• _What is needed_
Entries follow. Set all of them down as they stand.

• _Records provided_
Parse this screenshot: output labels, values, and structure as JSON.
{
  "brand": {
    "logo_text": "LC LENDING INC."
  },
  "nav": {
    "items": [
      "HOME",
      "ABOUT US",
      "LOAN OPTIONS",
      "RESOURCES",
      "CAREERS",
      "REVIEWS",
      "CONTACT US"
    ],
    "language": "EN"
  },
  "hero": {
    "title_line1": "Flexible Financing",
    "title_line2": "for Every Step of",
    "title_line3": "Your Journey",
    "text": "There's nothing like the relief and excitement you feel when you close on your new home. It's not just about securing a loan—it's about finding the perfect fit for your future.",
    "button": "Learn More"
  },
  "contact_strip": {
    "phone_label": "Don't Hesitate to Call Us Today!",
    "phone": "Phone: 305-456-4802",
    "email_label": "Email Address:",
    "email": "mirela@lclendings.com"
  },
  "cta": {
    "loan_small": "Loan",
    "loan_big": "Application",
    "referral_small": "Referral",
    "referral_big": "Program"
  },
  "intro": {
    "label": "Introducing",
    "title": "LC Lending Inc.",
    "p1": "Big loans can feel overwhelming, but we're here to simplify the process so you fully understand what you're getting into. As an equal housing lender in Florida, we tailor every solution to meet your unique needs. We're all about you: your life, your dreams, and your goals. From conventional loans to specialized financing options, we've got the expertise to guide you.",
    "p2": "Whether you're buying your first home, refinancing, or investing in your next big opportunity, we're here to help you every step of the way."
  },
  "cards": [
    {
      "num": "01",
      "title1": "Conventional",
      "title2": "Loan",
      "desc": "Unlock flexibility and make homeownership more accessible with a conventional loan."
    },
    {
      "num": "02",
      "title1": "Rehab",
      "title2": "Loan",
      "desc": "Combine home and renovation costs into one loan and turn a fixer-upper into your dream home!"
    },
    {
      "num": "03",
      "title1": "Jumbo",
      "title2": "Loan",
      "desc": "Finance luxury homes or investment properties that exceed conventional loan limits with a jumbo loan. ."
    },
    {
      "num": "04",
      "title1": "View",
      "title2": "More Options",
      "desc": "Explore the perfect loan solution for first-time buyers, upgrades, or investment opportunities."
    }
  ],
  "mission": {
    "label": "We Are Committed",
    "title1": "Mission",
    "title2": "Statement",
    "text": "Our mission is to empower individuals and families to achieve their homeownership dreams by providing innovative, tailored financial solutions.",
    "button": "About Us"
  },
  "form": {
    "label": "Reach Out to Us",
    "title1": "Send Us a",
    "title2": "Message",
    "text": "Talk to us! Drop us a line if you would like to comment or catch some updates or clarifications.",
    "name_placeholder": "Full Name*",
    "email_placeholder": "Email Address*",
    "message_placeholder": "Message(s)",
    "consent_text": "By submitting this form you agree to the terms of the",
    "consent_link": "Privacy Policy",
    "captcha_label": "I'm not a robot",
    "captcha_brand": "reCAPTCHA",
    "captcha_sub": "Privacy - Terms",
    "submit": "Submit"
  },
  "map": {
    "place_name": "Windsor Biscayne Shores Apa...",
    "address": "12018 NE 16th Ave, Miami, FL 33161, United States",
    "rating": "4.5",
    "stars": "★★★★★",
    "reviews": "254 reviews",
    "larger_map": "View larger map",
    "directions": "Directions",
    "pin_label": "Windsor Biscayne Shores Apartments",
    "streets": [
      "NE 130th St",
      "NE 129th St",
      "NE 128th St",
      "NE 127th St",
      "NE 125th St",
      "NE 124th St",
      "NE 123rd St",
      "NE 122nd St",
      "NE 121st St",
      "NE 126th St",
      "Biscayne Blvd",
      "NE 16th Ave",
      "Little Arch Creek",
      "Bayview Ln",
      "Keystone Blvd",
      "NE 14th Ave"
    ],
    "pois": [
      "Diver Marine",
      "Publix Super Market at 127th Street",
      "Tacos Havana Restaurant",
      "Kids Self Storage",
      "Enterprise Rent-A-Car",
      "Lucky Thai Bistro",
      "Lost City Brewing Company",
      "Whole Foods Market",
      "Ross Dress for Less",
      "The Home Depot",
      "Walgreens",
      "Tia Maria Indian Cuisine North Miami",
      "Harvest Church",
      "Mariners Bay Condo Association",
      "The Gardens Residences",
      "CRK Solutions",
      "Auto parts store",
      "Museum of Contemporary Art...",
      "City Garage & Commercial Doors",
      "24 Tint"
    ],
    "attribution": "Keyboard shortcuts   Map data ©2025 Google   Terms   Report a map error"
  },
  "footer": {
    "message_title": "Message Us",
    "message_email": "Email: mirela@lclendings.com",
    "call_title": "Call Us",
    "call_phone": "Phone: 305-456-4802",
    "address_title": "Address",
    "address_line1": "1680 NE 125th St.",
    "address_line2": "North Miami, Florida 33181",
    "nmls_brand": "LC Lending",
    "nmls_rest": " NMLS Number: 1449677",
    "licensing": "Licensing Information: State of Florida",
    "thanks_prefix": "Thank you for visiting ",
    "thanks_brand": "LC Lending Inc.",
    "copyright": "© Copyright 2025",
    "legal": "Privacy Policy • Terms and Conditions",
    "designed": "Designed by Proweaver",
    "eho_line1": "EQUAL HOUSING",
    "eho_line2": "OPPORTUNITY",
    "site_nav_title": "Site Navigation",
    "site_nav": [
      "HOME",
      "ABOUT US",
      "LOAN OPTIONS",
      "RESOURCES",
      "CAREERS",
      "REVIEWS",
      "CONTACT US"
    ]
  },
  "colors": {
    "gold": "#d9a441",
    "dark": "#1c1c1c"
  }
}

• _Full response_
Parse this screenshot: output labels, values, and structure as JSON.
{
  "brand": {
    "logo_text": "LC LENDING INC."
  },
  "nav": {
    "items": [
      "HOME",
      "ABOUT US",
      "LOAN OPTIONS",
      "RESOURCES",
      "CAREERS",
      "REVIEWS",
      "CONTACT US"
    ],
    "language": "EN"
  },
  "hero": {
    "title_line1": "Flexible Financing",
    "title_line2": "for Every Step of",
    "title_line3": "Your Journey",
    "text": "There's nothing like the relief and excitement you feel when you close on your new home. It's not just about securing a loan—it's about finding the perfect fit for your future.",
    "button": "Learn More"
  },
  "contact_strip": {
    "phone_label": "Don't Hesitate to Call Us Today!",
    "phone": "Phone: 305-456-4802",
    "email_label": "Email Address:",
    "email": "mirela@lclendings.com"
  },
  "cta": {
    "loan_small": "Loan",
    "loan_big": "Application",
    "referral_small": "Referral",
    "referral_big": "Program"
  },
  "intro": {
    "label": "Introducing",
    "title": "LC Lending Inc.",
    "p1": "Big loans can feel overwhelming, but we're here to simplify the process so you fully understand what you're getting into. As an equal housing lender in Florida, we tailor every solution to meet your unique needs. We're all about you: your life, your dreams, and your goals. From conventional loans to specialized financing options, we've got the expertise to guide you.",
    "p2": "Whether you're buying your first home, refinancing, or investing in your next big opportunity, we're here to help you every step of the way."
  },
  "cards": [
    {
      "num": "01",
      "title1": "Conventional",
      "title2": "Loan",
      "desc": "Unlock flexibility and make homeownership more accessible with a conventional loan."
    },
    {
      "num": "02",
      "title1": "Rehab",
      "title2": "Loan",
      "desc": "Combine home and renovation costs into one loan and turn a fixer-upper into your dream home!"
    },
    {
      "num": "03",
      "title1": "Jumbo",
      "title2": "Loan",
      "desc": "Finance luxury homes or investment properties that exceed conventional loan limits with a jumbo loan. ."
    },
    {
      "num": "04",
      "title1": "View",
      "title2": "More Options",
      "desc": "Explore the perfect loan solution for first-time buyers, upgrades, or investment opportunities."
    }
  ],
  "mission": {
    "label": "We Are Committed",
    "title1": "Mission",
    "title2": "Statement",
    "text": "Our mission is to empower individuals and families to achieve their homeownership dreams by providing innovative, tailored financial solutions.",
    "button": "About Us"
  },
  "form": {
    "label": "Reach Out to Us",
    "title1": "Send Us a",
    "title2": "Message",
    "text": "Talk to us! Drop us a line if you would like to comment or catch some updates or clarifications.",
    "name_placeholder": "Full Name*",
    "email_placeholder": "Email Address*",
    "message_placeholder": "Message(s)",
    "consent_text": "By submitting this form you agree to the terms of the",
    "consent_link": "Privacy Policy",
    "captcha_label": "I'm not a robot",
    "captcha_brand": "reCAPTCHA",
    "captcha_sub": "Privacy - Terms",
    "submit": "Submit"
  },
  "map": {
    "place_name": "Windsor Biscayne Shores Apa...",
    "address": "12018 NE 16th Ave, Miami, FL 33161, United States",
    "rating": "4.5",
    "stars": "★★★★★",
    "reviews": "254 reviews",
    "larger_map": "View larger map",
    "directions": "Directions",
    "pin_label": "Windsor Biscayne Shores Apartments",
    "streets": [
      "NE 130th St",
      "NE 129th St",
      "NE 128th St",
      "NE 127th St",
      "NE 125th St",
      "NE 124th St",
      "NE 123rd St",
      "NE 122nd St",
      "NE 121st St",
      "NE 126th St",
      "Biscayne Blvd",
      "NE 16th Ave",
      "Little Arch Creek",
      "Bayview Ln",
      "Keystone Blvd",
      "NE 14th Ave"
    ],
    "pois": [
      "Diver Marine",
      "Publix Super Market at 127th Street",
      "Tacos Havana Restaurant",
      "Kids Self Storage",
      "Enterprise Rent-A-Car",
      "Lucky Thai Bistro",
      "Lost City Brewing Company",
      "Whole Foods Market",
      "Ross Dress for Less",
      "The Home Depot",
      "Walgreens",
      "Tia Maria Indian Cuisine North Miami",
      "Harvest Church",
      "Mariners Bay Condo Association",
      "The Gardens Residences",
      "CRK Solutions",
      "Auto parts store",
      "Museum of Contemporary Art...",
      "City Garage & Commercial Doors",
      "24 Tint"
    ],
    "attribution": "Keyboard shortcuts   Map data ©2025 Google   Terms   Report a map error"
  },
  "footer": {
    "message_title": "Message Us",
    "message_email": "Email: mirela@lclendings.com",
    "call_title": "Call Us",
    "call_phone": "Phone: 305-456-4802",
    "address_title": "Address",
    "address_line1": "1680 NE 125th St.",
    "address_line2": "North Miami, Florida 33181",
    "nmls_brand": "LC Lending",
    "nmls_rest": " NMLS Number: 1449677",
    "licensing": "Licensing Information: State of Florida",
    "thanks_prefix": "Thank you for visiting ",
    "thanks_brand": "LC Lending Inc.",
    "copyright": "© Copyright 2025",
    "legal": "Privacy Policy • Terms and Conditions",
    "designed": "Designed by Proweaver",
    "eho_line1": "EQUAL HOUSING",
    "eho_line2": "OPPORTUNITY",
    "site_nav_title": "Site Navigation",
    "site_nav": [
      "HOME",
      "ABOUT US",
      "LOAN OPTIONS",
      "RESOURCES",
      "CAREERS",
      "REVIEWS",
      "CONTACT US"
    ]
  },
  "colors": {
    "gold": "#d9a441",
    "dark": "#1c1c1c"
  }
}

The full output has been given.